Copy the rows word for word, beginning at the line that contains "day-cell: 28 <box>437 375 452 390</box>" and stopping after the line that contains "weekday-header: T <box>442 295 447 302</box>".
** begin SOURCE DATA **
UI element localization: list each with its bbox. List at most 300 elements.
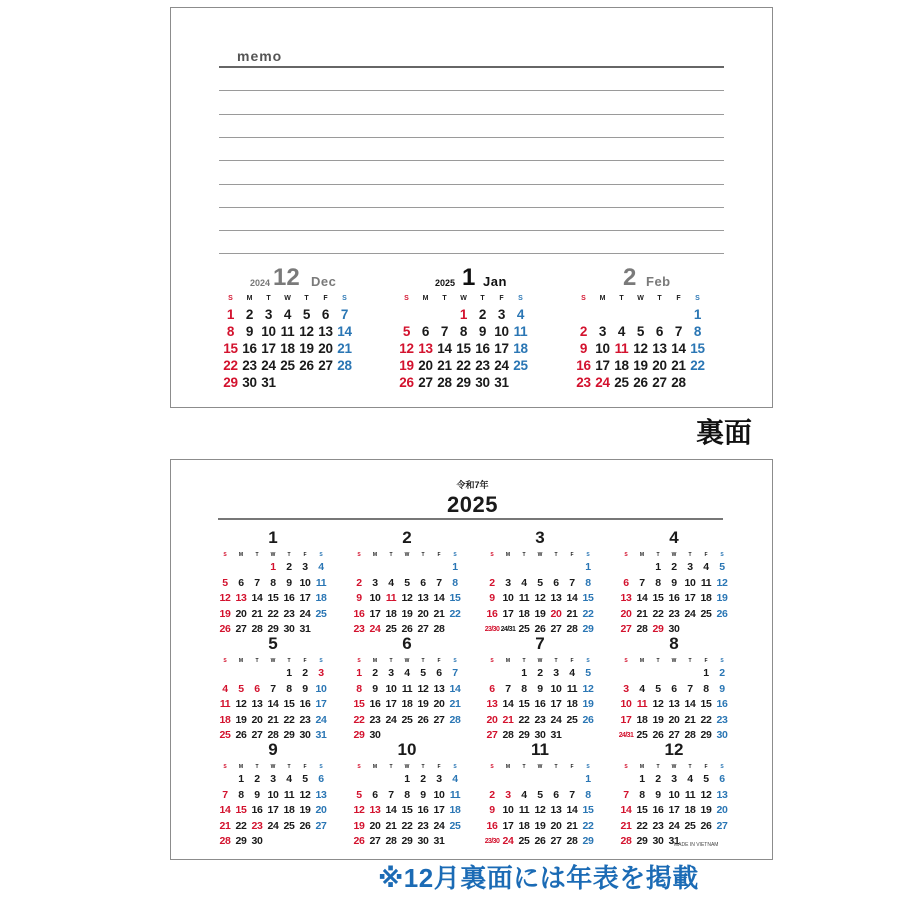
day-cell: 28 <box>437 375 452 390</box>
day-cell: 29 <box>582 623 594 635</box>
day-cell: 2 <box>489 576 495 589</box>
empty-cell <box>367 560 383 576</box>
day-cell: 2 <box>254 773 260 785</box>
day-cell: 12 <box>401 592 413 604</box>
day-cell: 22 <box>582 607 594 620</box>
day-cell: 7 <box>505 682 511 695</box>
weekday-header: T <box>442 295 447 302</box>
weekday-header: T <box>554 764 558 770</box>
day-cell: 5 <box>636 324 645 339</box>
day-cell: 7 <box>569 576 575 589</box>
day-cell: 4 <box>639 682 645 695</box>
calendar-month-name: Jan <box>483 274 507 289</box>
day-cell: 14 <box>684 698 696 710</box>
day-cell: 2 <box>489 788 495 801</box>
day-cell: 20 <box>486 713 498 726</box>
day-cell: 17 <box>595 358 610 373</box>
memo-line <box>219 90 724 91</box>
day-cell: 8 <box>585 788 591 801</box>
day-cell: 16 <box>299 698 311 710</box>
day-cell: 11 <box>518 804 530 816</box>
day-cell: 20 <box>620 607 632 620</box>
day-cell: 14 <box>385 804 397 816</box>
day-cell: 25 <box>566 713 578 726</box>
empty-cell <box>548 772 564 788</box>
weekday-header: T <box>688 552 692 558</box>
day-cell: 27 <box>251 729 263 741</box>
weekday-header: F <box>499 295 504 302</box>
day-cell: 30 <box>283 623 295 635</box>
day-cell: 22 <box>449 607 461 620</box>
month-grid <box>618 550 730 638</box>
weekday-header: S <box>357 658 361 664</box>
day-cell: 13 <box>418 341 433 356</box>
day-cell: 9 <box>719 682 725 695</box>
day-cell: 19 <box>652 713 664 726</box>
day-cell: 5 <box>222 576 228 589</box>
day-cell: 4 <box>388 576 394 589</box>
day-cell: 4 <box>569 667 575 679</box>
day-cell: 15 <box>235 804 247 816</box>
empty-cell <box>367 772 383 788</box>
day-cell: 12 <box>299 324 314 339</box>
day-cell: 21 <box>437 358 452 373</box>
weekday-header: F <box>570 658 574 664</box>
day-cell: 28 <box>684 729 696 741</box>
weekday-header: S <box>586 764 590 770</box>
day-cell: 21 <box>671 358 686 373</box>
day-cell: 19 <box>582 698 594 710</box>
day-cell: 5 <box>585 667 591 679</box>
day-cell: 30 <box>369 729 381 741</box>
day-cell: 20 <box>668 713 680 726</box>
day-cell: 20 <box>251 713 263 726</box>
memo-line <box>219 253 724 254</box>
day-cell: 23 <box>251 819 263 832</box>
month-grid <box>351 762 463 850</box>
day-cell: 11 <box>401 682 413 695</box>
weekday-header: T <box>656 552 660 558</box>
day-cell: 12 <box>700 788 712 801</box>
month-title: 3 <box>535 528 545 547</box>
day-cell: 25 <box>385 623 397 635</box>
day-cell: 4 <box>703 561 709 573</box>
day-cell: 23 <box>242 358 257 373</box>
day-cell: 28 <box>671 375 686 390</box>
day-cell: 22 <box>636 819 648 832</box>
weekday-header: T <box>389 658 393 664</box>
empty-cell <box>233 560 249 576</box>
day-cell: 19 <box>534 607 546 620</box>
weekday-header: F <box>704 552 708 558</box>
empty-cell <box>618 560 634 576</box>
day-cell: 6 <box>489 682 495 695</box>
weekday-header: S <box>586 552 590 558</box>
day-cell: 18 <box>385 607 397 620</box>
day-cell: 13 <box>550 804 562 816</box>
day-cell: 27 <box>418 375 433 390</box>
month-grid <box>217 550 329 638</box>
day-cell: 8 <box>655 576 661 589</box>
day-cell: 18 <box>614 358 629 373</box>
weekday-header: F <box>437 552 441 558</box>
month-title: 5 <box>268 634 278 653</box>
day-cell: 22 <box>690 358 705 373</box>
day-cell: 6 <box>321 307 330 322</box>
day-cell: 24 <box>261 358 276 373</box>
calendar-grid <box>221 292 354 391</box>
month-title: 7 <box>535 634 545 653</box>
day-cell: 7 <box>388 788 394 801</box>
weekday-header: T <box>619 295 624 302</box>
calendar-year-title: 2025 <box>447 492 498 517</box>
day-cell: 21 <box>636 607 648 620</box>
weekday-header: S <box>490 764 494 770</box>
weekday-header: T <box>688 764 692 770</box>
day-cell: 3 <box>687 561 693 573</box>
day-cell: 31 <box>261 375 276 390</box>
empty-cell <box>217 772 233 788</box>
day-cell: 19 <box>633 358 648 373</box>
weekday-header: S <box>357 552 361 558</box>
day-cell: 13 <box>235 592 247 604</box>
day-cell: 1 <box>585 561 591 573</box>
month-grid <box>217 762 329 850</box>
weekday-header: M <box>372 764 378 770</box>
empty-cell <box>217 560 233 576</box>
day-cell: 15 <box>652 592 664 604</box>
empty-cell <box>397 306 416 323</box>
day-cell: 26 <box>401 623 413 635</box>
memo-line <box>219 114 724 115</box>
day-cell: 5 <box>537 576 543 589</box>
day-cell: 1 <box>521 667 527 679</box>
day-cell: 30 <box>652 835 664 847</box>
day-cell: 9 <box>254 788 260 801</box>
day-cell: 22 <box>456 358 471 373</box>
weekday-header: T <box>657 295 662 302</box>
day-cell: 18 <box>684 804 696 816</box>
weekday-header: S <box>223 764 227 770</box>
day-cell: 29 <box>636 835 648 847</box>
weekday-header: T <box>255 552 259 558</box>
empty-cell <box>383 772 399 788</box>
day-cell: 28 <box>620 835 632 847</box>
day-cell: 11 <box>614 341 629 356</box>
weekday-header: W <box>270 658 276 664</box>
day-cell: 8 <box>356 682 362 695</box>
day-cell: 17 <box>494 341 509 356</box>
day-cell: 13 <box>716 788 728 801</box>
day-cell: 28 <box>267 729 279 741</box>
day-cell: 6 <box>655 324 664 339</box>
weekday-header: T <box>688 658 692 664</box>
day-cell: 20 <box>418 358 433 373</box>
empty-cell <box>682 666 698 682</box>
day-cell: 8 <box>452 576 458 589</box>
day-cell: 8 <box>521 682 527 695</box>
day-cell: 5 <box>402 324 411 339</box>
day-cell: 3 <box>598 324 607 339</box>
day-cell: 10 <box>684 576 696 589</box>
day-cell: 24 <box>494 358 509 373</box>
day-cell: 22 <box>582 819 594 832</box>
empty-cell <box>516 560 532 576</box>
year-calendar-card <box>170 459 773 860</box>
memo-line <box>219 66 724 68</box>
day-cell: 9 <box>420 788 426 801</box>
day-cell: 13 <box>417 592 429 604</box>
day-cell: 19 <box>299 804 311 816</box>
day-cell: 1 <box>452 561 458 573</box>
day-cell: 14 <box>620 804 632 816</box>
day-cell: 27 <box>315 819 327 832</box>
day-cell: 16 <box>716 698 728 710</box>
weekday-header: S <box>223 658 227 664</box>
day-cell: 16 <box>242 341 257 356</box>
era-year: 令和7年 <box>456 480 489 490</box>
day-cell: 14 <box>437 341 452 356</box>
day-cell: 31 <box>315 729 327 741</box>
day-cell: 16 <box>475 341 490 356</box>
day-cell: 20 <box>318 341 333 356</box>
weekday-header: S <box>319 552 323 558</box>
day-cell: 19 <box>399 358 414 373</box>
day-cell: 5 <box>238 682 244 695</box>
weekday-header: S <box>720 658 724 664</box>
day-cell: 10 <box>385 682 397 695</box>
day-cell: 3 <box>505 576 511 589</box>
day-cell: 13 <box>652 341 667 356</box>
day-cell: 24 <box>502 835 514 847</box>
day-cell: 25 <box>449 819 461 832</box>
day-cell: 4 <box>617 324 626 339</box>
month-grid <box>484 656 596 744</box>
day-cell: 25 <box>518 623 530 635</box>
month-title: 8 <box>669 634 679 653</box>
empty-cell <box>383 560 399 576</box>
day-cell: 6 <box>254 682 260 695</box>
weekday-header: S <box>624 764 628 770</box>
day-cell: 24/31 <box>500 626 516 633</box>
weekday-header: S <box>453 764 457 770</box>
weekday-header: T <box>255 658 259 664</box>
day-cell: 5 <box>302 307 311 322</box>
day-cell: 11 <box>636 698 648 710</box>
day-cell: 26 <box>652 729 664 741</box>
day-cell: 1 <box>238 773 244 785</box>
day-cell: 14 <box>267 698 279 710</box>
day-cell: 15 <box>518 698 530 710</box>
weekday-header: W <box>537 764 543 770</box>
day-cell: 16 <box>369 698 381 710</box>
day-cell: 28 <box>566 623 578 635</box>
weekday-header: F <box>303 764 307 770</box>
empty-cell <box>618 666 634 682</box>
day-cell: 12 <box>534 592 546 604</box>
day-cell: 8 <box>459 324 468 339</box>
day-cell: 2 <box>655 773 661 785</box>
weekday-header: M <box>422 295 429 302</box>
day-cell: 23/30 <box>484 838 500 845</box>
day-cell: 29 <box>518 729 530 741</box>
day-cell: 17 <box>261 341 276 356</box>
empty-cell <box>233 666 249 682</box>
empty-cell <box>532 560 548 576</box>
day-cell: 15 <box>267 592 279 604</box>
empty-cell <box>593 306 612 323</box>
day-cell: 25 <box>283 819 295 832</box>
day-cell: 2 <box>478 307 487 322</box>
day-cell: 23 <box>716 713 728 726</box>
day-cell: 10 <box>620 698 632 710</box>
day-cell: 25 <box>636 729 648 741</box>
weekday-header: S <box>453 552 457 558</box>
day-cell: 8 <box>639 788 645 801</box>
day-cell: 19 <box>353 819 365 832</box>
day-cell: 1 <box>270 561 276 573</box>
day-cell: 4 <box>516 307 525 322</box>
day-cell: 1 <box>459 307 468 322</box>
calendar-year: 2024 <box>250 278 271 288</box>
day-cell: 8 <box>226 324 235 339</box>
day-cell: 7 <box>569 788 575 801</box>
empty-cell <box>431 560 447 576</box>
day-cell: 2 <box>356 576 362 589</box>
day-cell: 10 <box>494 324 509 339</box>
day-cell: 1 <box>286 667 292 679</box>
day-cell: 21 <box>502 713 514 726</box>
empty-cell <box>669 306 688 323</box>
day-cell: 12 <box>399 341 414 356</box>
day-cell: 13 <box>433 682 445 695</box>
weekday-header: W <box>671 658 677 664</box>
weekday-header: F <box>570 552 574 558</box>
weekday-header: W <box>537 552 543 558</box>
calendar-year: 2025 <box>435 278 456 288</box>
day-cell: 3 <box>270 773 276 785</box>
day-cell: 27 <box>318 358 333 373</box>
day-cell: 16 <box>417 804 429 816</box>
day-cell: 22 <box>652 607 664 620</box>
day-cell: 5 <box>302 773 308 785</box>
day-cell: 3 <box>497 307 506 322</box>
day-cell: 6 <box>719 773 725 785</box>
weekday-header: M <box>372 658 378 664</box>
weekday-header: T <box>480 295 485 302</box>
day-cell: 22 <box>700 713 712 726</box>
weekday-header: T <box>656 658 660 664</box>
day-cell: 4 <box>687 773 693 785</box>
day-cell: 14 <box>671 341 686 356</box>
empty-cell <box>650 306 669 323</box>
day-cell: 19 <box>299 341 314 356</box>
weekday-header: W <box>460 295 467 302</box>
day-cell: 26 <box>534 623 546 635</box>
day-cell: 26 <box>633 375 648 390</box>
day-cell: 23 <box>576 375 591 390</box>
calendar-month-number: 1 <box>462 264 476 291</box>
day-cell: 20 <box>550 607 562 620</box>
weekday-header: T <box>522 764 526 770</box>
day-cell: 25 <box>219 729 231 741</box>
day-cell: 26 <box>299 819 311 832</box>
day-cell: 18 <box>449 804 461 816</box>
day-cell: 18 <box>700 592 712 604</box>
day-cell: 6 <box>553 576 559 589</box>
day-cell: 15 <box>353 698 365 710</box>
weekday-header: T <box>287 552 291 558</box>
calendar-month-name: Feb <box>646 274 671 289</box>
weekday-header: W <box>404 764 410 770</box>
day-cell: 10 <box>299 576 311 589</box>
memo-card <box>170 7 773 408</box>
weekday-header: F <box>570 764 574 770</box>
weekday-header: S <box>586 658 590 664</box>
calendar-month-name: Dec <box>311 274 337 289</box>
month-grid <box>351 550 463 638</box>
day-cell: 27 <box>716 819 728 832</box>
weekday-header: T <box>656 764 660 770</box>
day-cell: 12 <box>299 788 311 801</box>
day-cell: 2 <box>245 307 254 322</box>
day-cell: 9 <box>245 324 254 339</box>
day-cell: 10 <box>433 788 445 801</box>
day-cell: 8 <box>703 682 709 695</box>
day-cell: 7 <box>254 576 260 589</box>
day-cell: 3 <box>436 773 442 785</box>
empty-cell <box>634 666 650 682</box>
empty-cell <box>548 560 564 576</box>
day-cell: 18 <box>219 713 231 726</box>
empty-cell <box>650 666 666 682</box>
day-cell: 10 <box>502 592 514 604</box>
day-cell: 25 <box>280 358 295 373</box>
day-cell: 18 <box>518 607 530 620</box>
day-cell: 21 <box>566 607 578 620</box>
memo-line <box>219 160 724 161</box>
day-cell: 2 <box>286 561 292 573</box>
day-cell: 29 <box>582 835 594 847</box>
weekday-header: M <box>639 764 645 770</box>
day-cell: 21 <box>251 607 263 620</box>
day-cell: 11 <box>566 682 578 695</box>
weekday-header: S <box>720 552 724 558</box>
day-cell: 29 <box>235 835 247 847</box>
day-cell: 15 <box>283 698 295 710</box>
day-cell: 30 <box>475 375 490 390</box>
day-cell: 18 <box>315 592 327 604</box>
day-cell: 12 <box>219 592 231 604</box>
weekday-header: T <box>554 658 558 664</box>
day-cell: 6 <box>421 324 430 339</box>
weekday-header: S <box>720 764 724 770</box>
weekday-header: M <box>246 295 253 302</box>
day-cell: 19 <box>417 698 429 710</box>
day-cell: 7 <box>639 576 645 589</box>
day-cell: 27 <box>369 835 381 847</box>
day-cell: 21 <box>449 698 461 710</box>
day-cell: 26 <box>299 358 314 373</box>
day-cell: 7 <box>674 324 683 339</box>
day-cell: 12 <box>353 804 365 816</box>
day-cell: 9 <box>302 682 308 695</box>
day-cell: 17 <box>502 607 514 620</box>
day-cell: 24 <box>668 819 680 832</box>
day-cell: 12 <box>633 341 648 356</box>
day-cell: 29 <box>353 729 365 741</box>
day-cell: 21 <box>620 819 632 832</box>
** end SOURCE DATA **
** begin SOURCE DATA **
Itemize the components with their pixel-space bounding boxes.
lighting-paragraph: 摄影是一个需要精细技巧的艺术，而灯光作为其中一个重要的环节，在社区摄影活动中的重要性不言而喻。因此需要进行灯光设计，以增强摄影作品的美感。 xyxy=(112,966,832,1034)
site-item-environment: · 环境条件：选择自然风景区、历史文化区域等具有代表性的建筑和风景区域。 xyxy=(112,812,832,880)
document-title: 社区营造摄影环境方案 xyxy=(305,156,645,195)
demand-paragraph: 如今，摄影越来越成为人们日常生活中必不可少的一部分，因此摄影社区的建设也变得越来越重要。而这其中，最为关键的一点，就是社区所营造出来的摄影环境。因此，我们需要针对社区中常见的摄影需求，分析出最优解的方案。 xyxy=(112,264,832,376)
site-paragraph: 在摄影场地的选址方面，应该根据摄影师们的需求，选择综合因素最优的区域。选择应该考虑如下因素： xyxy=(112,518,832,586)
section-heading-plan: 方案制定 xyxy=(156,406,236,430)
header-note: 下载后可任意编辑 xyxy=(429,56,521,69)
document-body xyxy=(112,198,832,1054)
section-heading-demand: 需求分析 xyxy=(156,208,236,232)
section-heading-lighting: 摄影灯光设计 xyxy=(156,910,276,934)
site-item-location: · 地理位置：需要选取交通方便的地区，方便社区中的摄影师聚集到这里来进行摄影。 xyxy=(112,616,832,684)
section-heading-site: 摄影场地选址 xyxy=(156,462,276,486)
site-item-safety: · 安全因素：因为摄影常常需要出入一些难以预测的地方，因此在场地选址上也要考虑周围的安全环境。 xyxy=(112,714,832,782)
** end SOURCE DATA **
## EXERCISE RESPONSE
day-cell: 28 <box>437 375 452 390</box>
day-cell: 29 <box>582 623 594 635</box>
day-cell: 2 <box>489 576 495 589</box>
empty-cell <box>367 560 383 576</box>
day-cell: 2 <box>254 773 260 785</box>
day-cell: 12 <box>401 592 413 604</box>
day-cell: 22 <box>582 607 594 620</box>
day-cell: 7 <box>505 682 511 695</box>
weekday-header: T <box>442 295 447 302</box>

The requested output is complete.